---- Data provided

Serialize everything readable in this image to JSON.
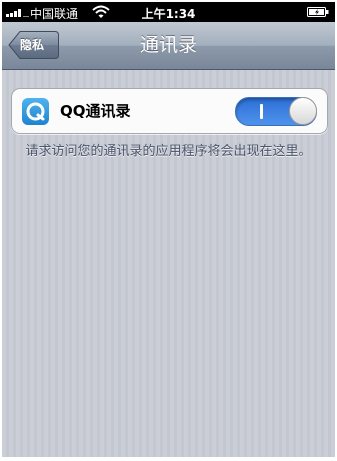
{
  "status_bar": {
    "carrier": "中国联通",
    "time": "上午1:34"
  },
  "nav": {
    "back_label": "隐私",
    "title": "通讯录"
  },
  "settings": {
    "row_label": "QQ通讯录",
    "toggle_on": true,
    "footnote": "请求访问您的通讯录的应用程序将会出现在这里。"
  },
  "icons": {
    "signal": "signal-bars-icon",
    "wifi": "wifi-icon",
    "battery": "battery-icon",
    "app": "qq-contacts-app-icon"
  },
  "colors": {
    "nav_bar": "#8d9aab",
    "switch_on": "#2c6fd6",
    "footnote_text": "#4c566c"
  }
}
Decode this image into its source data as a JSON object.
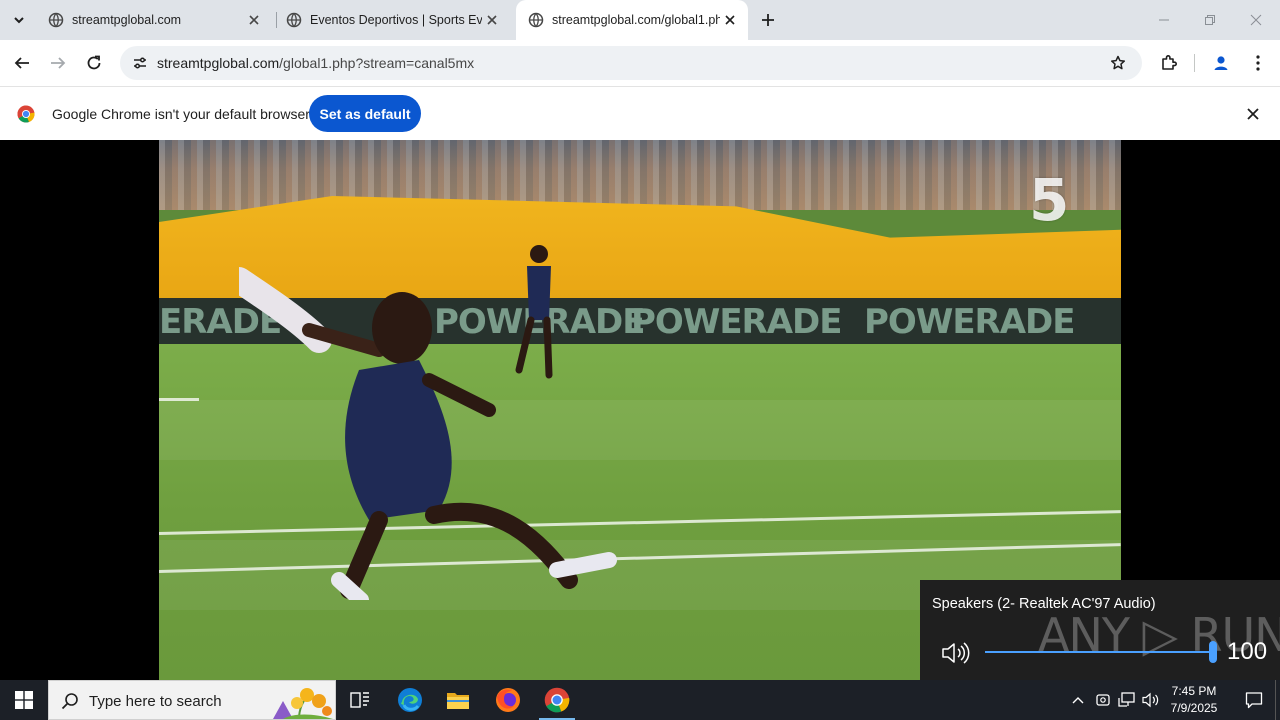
{
  "browser": {
    "tabs": [
      {
        "title": "streamtpglobal.com",
        "active": false
      },
      {
        "title": "Eventos Deportivos | Sports Eve",
        "active": false
      },
      {
        "title": "streamtpglobal.com/global1.ph",
        "active": true
      }
    ],
    "address_bar": {
      "domain": "streamtpglobal.com",
      "path": "/global1.php?stream=canal5mx"
    },
    "infobar": {
      "message": "Google Chrome isn't your default browser",
      "button_label": "Set as default"
    }
  },
  "video": {
    "channel_logo": "5",
    "boards": [
      "ERADE",
      "POWERADE",
      "POWERADE",
      "POWERADE"
    ]
  },
  "volume_flyout": {
    "device": "Speakers (2- Realtek AC'97 Audio)",
    "level": 100,
    "level_text": "100",
    "watermark": "ANY ▷ RUN"
  },
  "taskbar": {
    "search_placeholder": "Type here to search",
    "time": "7:45 PM",
    "date": "7/9/2025"
  },
  "colors": {
    "accent_blue": "#0b57d0",
    "tabstrip": "#dfe3e8",
    "taskbar": "#1c2027",
    "volume_accent": "#4aa0ff"
  },
  "icons": [
    "tab-search-icon",
    "globe-icon",
    "close-icon",
    "plus-icon",
    "minimize-icon",
    "restore-icon",
    "back-icon",
    "forward-icon",
    "reload-icon",
    "site-info-icon",
    "star-icon",
    "extensions-icon",
    "profile-icon",
    "menu-icon",
    "chrome-logo-icon",
    "speaker-icon",
    "windows-start-icon",
    "search-icon",
    "task-view-icon",
    "edge-icon",
    "file-explorer-icon",
    "firefox-icon",
    "chrome-icon",
    "chevron-up-icon",
    "meet-icon",
    "network-icon",
    "volume-icon",
    "notification-icon"
  ]
}
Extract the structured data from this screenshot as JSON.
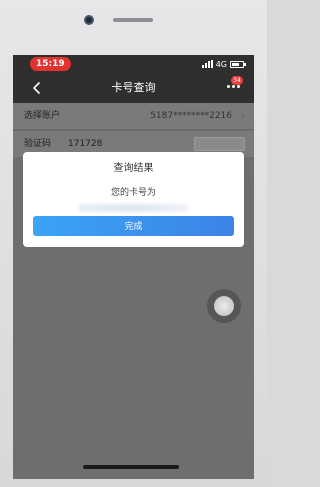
{
  "status_bar": {
    "time": "15:19",
    "network": "4G"
  },
  "nav": {
    "title": "卡号查询",
    "badge_count": "34"
  },
  "form": {
    "account_label": "选择账户",
    "account_value": "5187********2216",
    "code_label": "验证码",
    "code_value": "171728"
  },
  "dialog": {
    "title": "查询结果",
    "message": "您的卡号为",
    "button_label": "完成"
  },
  "colors": {
    "time_pill": "#e0322f",
    "button_gradient_start": "#3aa4f5",
    "button_gradient_end": "#3c83e6",
    "overlay": "#6e6e6e"
  }
}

--------

**Description of the task**
Reproduce all of the material above word for word. Omit the pictures.

**Correct response**
Serialize everything readable in this image to JSON.
{
  "status_bar": {
    "carrier": "中国联通",
    "time": "上午1:34"
  },
  "nav": {
    "back_label": "隐私",
    "title": "通讯录"
  },
  "settings": {
    "row_label": "QQ通讯录",
    "toggle_on": true,
    "footnote": "请求访问您的通讯录的应用程序将会出现在这里。"
  },
  "icons": {
    "signal": "signal-bars-icon",
    "wifi": "wifi-icon",
    "battery": "battery-icon",
    "app": "qq-contacts-app-icon"
  },
  "colors": {
    "nav_bar": "#8d9aab",
    "switch_on": "#2c6fd6",
    "footnote_text": "#4c566c"
  }
}
Decode this image into its source data as a JSON object.
{
  "browser": {
    "tabs": [
      {
        "title": "streamtpglobal.com",
        "active": false
      },
      {
        "title": "Eventos Deportivos | Sports Eve",
        "active": false
      },
      {
        "title": "streamtpglobal.com/global1.ph",
        "active": true
      }
    ],
    "address_bar": {
      "domain": "streamtpglobal.com",
      "path": "/global1.php?stream=canal5mx"
    },
    "infobar": {
      "message": "Google Chrome isn't your default browser",
      "button_label": "Set as default"
    }
  },
  "video": {
    "channel_logo": "5",
    "boards": [
      "ERADE",
      "POWERADE",
      "POWERADE",
      "POWERADE"
    ]
  },
  "volume_flyout": {
    "device": "Speakers (2- Realtek AC'97 Audio)",
    "level": 100,
    "level_text": "100",
    "watermark": "ANY ▷ RUN"
  },
  "taskbar": {
    "search_placeholder": "Type here to search",
    "time": "7:45 PM",
    "date": "7/9/2025"
  },
  "colors": {
    "accent_blue": "#0b57d0",
    "tabstrip": "#dfe3e8",
    "taskbar": "#1c2027",
    "volume_accent": "#4aa0ff"
  },
  "icons": [
    "tab-search-icon",
    "globe-icon",
    "close-icon",
    "plus-icon",
    "minimize-icon",
    "restore-icon",
    "back-icon",
    "forward-icon",
    "reload-icon",
    "site-info-icon",
    "star-icon",
    "extensions-icon",
    "profile-icon",
    "menu-icon",
    "chrome-logo-icon",
    "speaker-icon",
    "windows-start-icon",
    "search-icon",
    "task-view-icon",
    "edge-icon",
    "file-explorer-icon",
    "firefox-icon",
    "chrome-icon",
    "chevron-up-icon",
    "meet-icon",
    "network-icon",
    "volume-icon",
    "notification-icon"
  ]
}
Extract the structured data from this screenshot as JSON.
{
  "status_bar": {
    "time": "15:19",
    "network": "4G"
  },
  "nav": {
    "title": "卡号查询",
    "badge_count": "34"
  },
  "form": {
    "account_label": "选择账户",
    "account_value": "5187********2216",
    "code_label": "验证码",
    "code_value": "171728"
  },
  "dialog": {
    "title": "查询结果",
    "message": "您的卡号为",
    "button_label": "完成"
  },
  "colors": {
    "time_pill": "#e0322f",
    "button_gradient_start": "#3aa4f5",
    "button_gradient_end": "#3c83e6",
    "overlay": "#6e6e6e"
  }
}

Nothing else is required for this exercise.